━━━ Dataset entries
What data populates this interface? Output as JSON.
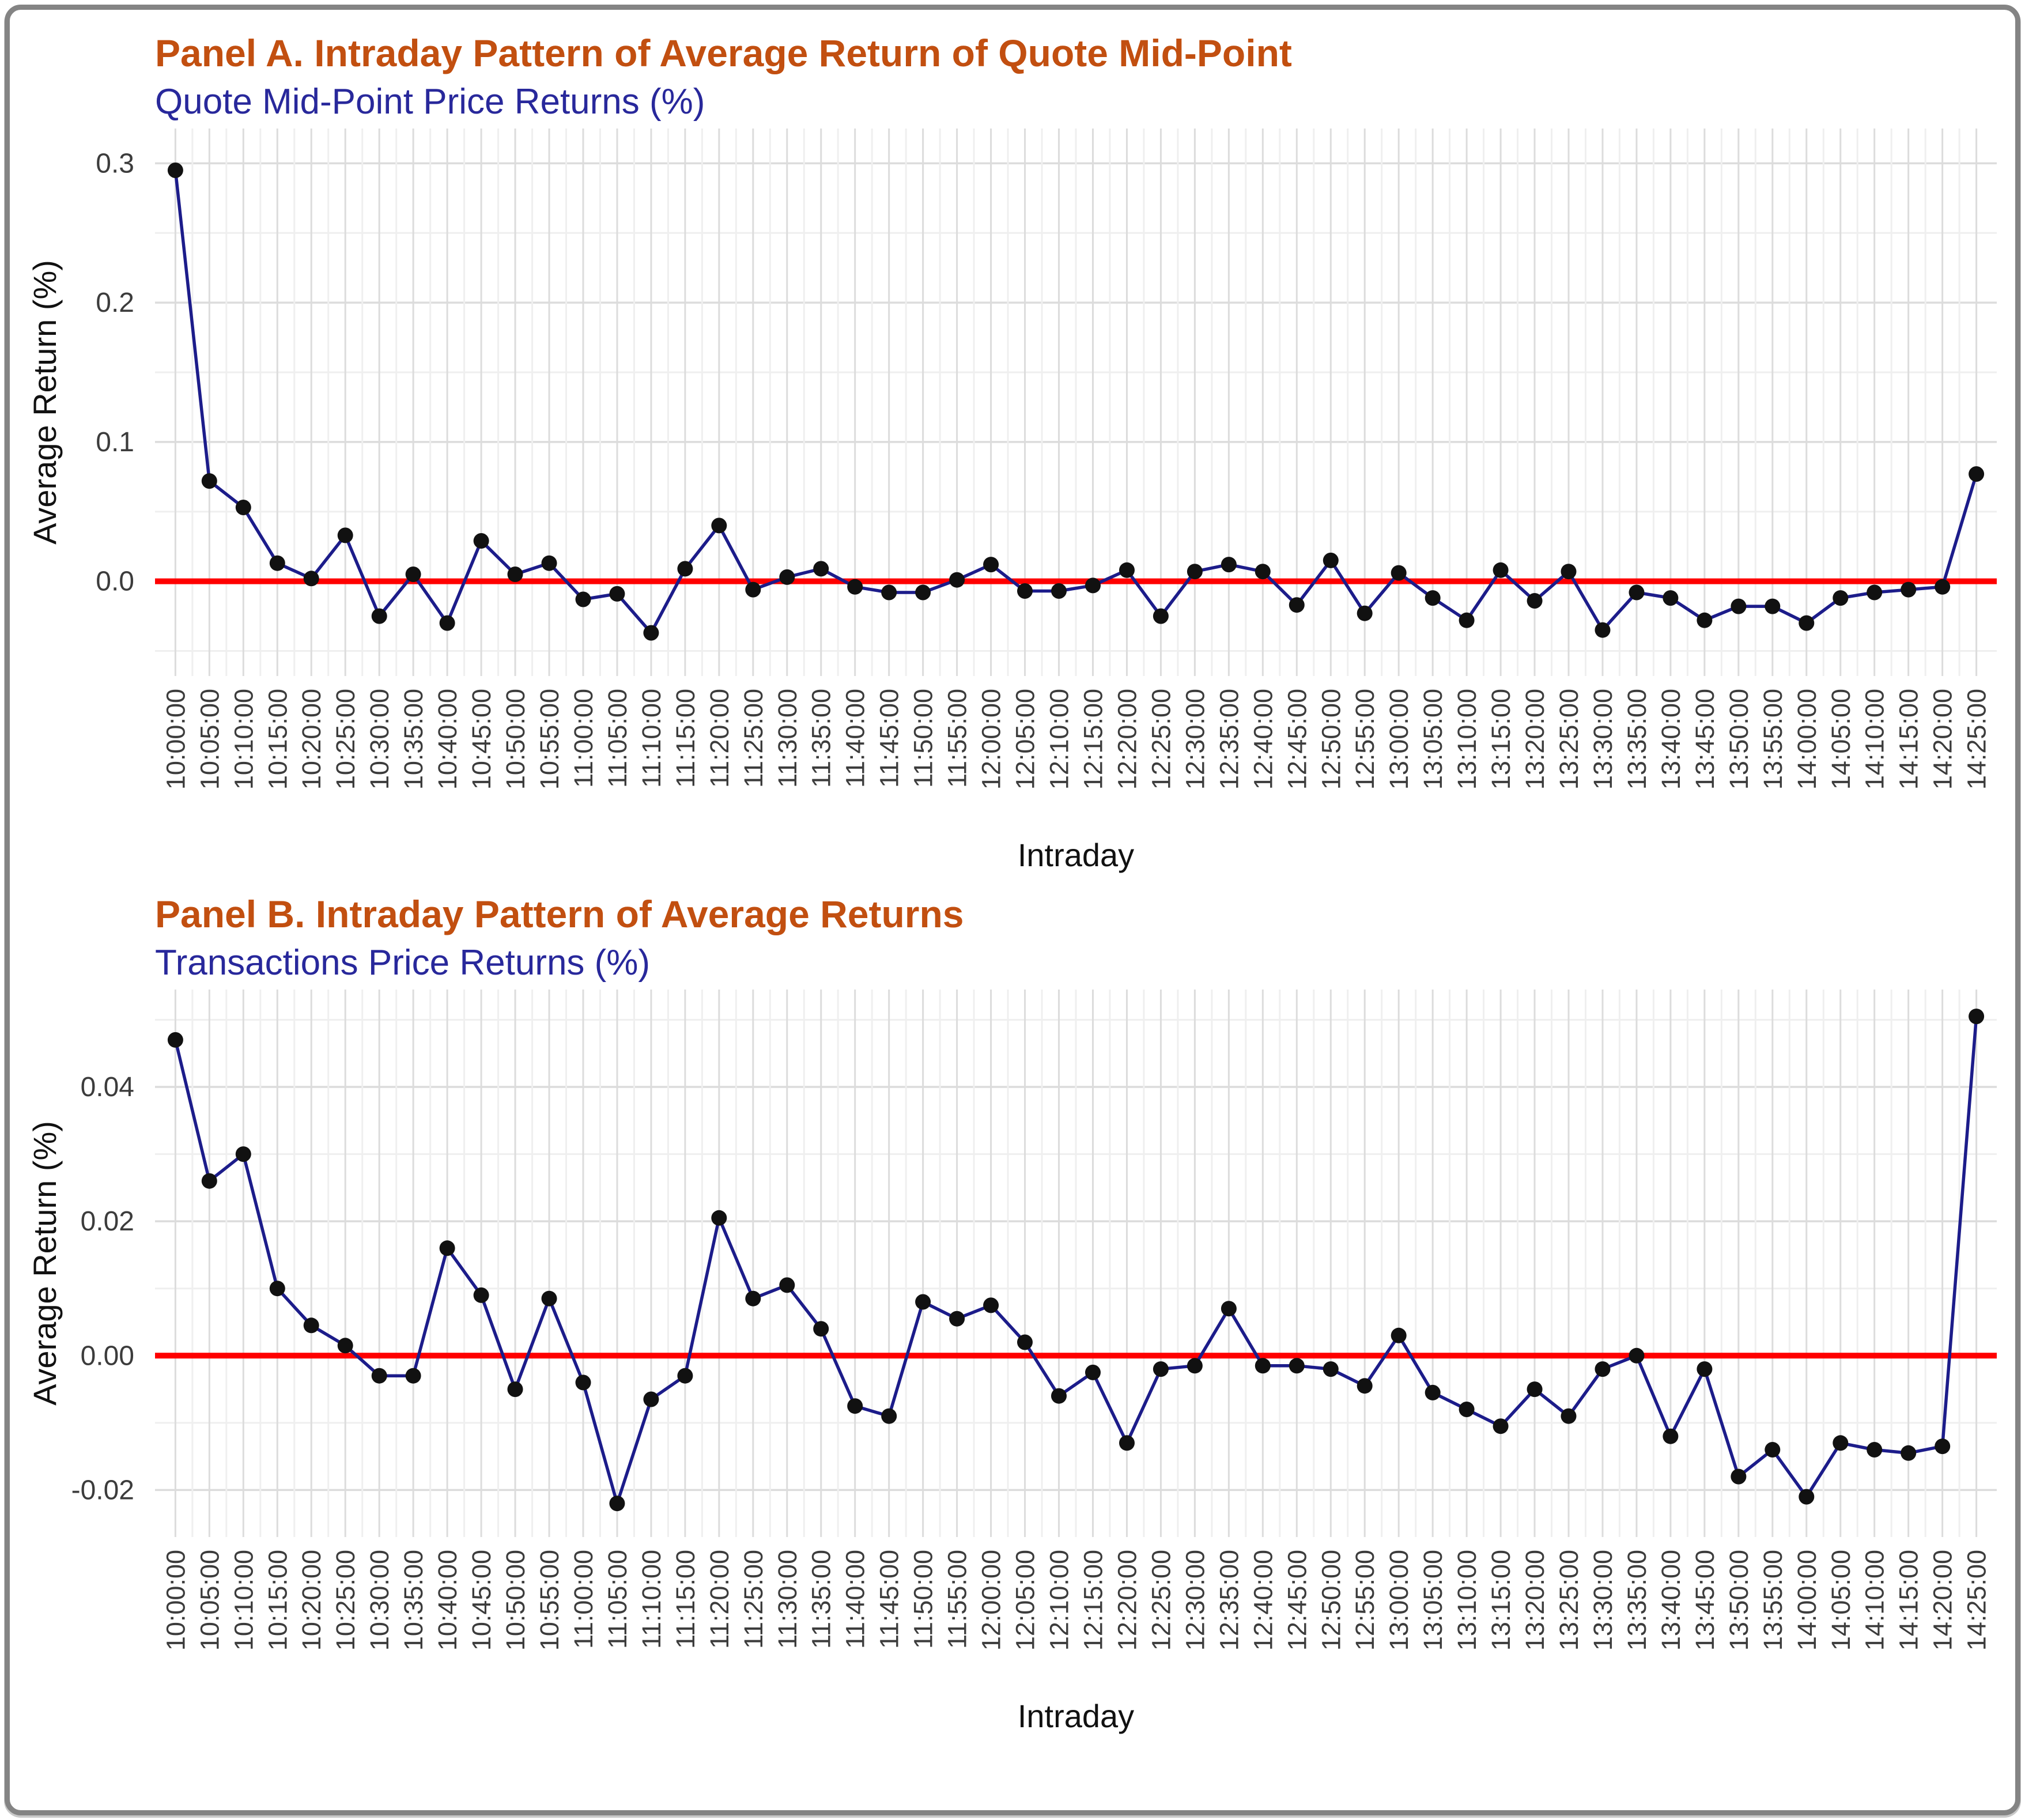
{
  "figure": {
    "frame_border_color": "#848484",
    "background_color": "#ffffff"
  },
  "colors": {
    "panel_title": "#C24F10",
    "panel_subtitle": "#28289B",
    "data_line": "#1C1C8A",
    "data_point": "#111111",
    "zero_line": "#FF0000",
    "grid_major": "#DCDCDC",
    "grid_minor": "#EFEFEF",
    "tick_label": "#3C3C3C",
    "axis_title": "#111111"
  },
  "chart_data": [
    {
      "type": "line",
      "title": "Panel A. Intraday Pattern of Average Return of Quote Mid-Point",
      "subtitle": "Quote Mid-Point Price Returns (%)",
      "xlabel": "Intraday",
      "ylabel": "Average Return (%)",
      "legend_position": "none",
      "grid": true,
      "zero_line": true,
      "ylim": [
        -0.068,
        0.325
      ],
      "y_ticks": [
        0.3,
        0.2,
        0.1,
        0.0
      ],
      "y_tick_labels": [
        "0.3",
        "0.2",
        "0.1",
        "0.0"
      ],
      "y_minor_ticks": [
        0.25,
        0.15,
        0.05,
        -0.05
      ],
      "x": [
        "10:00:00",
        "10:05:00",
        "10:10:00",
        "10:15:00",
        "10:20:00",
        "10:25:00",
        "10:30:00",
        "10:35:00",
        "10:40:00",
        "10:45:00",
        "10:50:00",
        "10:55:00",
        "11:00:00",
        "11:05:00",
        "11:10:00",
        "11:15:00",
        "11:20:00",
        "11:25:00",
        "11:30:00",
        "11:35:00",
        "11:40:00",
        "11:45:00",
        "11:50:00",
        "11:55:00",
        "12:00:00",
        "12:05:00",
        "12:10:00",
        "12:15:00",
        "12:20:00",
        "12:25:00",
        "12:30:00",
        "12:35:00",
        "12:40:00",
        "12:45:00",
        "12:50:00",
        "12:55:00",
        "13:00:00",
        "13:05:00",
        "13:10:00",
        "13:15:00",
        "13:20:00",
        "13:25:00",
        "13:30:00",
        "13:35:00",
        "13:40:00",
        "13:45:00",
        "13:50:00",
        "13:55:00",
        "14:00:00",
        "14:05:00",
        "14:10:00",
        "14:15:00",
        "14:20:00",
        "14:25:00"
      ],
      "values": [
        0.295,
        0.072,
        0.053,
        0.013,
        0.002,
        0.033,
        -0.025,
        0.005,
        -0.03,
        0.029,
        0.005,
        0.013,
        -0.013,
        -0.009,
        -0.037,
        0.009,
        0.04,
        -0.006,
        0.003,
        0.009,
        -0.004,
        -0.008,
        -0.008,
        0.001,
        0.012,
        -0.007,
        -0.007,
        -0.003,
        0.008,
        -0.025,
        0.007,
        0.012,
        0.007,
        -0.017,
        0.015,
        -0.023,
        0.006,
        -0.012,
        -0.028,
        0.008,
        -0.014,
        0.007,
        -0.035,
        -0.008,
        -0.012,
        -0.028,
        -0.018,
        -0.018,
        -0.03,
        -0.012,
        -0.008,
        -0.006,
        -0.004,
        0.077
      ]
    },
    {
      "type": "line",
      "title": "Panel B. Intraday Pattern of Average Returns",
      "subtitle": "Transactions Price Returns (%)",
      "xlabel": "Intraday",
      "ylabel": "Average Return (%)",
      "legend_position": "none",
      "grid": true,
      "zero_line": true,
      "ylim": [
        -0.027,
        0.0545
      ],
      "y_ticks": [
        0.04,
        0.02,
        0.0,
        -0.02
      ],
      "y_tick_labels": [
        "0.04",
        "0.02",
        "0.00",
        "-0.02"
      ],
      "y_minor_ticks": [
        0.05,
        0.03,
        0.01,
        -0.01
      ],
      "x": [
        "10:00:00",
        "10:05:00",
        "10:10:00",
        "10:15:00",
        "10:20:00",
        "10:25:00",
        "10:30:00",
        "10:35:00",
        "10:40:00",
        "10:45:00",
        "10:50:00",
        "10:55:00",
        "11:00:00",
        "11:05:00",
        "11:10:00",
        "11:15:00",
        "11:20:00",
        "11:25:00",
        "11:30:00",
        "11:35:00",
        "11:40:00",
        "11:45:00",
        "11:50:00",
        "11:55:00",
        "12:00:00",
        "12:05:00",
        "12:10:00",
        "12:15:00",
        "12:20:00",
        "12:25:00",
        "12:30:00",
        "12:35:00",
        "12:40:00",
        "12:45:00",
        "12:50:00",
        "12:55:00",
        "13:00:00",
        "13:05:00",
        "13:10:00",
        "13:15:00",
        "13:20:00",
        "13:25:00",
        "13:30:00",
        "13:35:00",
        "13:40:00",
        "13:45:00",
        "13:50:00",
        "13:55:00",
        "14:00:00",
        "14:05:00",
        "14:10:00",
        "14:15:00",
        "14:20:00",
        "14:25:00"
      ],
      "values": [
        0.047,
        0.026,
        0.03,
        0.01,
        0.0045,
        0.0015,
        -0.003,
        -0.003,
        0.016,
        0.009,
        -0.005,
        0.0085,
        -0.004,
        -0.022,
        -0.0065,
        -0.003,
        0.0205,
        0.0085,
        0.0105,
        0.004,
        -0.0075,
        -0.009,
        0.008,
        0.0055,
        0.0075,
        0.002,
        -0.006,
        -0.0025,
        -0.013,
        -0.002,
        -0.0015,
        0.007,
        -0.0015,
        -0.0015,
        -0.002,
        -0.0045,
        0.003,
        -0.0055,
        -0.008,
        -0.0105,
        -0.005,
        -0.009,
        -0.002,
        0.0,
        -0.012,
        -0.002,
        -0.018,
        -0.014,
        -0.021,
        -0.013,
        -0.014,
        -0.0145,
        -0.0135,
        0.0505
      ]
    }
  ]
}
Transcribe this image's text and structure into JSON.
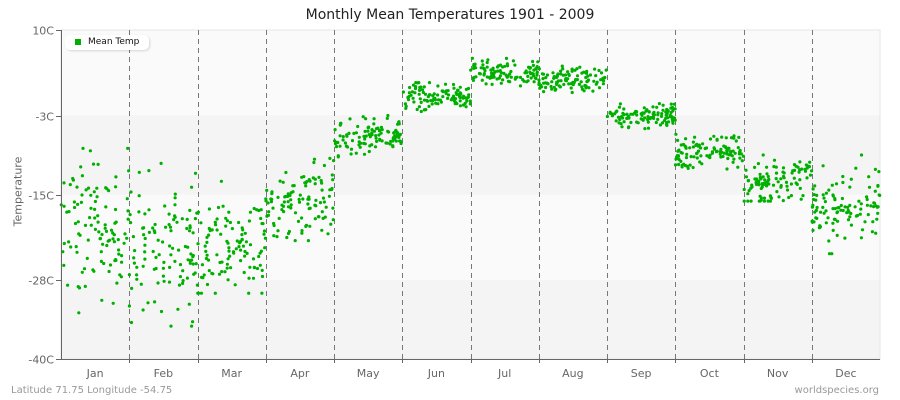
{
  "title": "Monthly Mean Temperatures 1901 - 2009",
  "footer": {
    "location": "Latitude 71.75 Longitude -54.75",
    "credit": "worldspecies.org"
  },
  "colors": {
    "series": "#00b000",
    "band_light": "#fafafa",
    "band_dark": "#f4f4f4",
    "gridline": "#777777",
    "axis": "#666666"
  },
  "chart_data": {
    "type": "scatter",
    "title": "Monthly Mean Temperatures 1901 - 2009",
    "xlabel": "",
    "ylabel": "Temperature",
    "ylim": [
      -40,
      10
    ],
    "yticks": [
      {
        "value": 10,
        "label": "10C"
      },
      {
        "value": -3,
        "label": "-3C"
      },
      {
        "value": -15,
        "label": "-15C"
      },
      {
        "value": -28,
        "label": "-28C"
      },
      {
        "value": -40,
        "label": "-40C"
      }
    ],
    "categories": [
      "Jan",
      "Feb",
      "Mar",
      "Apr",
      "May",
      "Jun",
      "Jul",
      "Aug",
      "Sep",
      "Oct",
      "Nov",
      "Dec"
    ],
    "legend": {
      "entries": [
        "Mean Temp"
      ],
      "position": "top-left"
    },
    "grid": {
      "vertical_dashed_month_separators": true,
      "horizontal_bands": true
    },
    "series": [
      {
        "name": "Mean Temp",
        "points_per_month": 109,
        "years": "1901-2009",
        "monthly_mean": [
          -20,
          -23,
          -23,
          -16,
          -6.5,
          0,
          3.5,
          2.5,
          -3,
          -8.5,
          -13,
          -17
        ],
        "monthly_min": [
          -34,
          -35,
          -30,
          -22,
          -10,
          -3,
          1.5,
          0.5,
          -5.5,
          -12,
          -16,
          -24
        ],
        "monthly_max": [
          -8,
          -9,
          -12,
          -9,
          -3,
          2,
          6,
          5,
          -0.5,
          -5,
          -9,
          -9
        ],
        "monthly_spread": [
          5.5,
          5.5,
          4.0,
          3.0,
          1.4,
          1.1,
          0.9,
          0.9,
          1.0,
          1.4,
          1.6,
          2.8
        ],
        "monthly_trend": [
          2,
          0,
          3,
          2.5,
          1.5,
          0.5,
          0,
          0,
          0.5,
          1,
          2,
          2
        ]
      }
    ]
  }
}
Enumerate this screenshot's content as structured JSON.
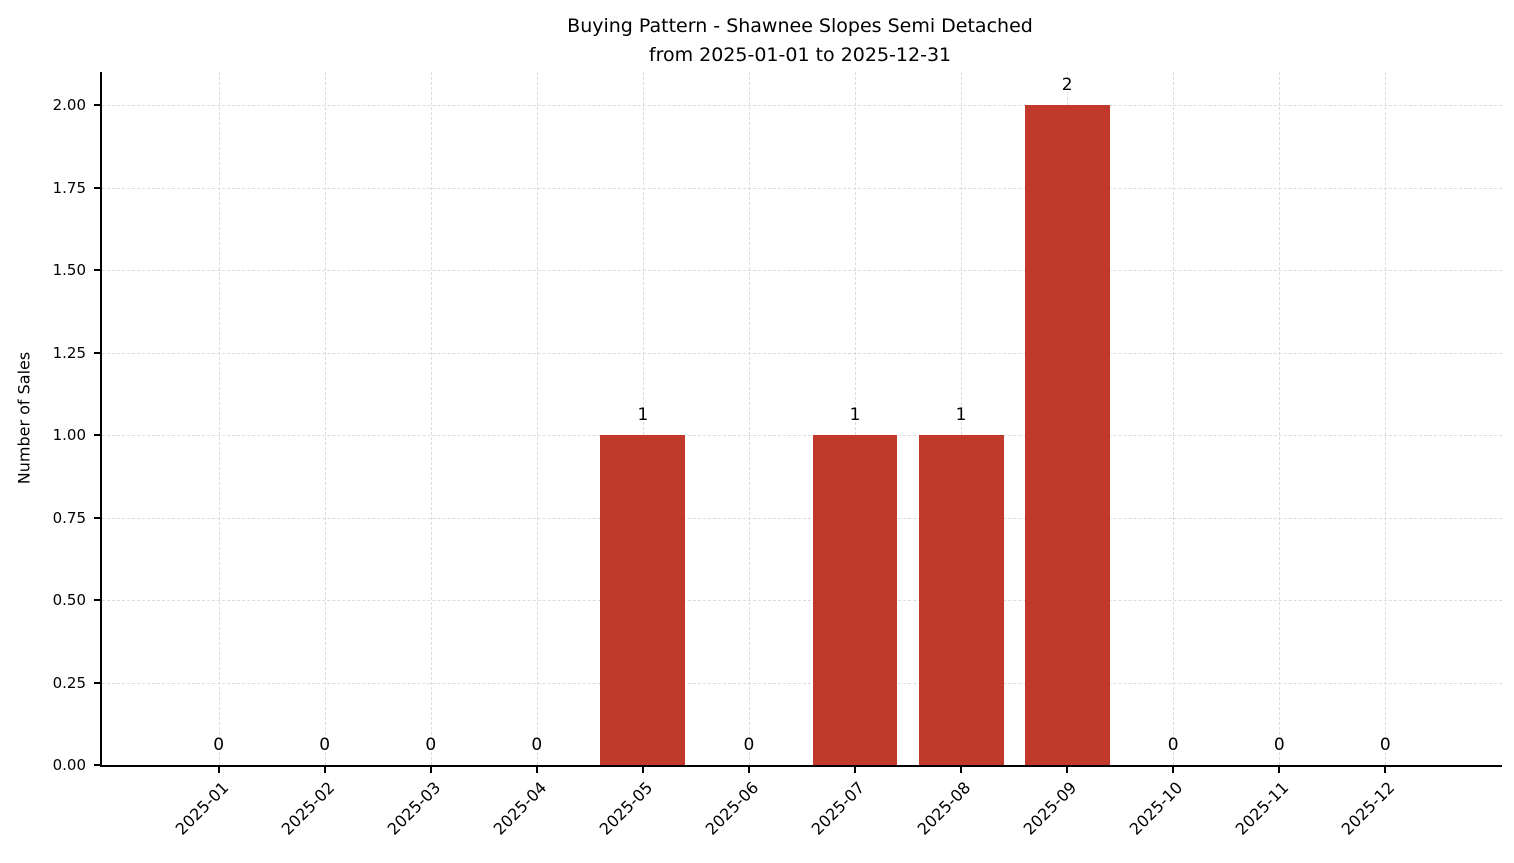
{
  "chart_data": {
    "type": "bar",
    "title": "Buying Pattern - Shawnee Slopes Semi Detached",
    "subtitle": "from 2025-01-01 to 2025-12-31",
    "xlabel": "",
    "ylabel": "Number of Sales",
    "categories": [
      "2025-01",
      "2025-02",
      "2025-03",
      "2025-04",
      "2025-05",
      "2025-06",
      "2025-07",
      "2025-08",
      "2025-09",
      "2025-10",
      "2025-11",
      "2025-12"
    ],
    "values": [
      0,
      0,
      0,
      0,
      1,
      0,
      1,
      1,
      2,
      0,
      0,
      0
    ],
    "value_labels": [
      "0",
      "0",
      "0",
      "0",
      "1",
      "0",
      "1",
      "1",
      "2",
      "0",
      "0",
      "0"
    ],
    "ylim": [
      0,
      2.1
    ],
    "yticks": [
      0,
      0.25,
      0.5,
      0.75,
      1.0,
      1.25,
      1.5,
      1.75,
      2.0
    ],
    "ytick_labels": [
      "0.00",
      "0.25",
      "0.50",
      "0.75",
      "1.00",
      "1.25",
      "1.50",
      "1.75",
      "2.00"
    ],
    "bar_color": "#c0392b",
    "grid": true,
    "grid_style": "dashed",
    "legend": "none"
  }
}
━━━━━━
*The problem:*
List the lines of the entries that include "ylabel".

*Answer to this problem:*
      "ylabel": "Average Return (%)",
      "ylabel": "Average Return (%)",
    "ylabel": "Temperature",
    "ylabel": "Number of Sales",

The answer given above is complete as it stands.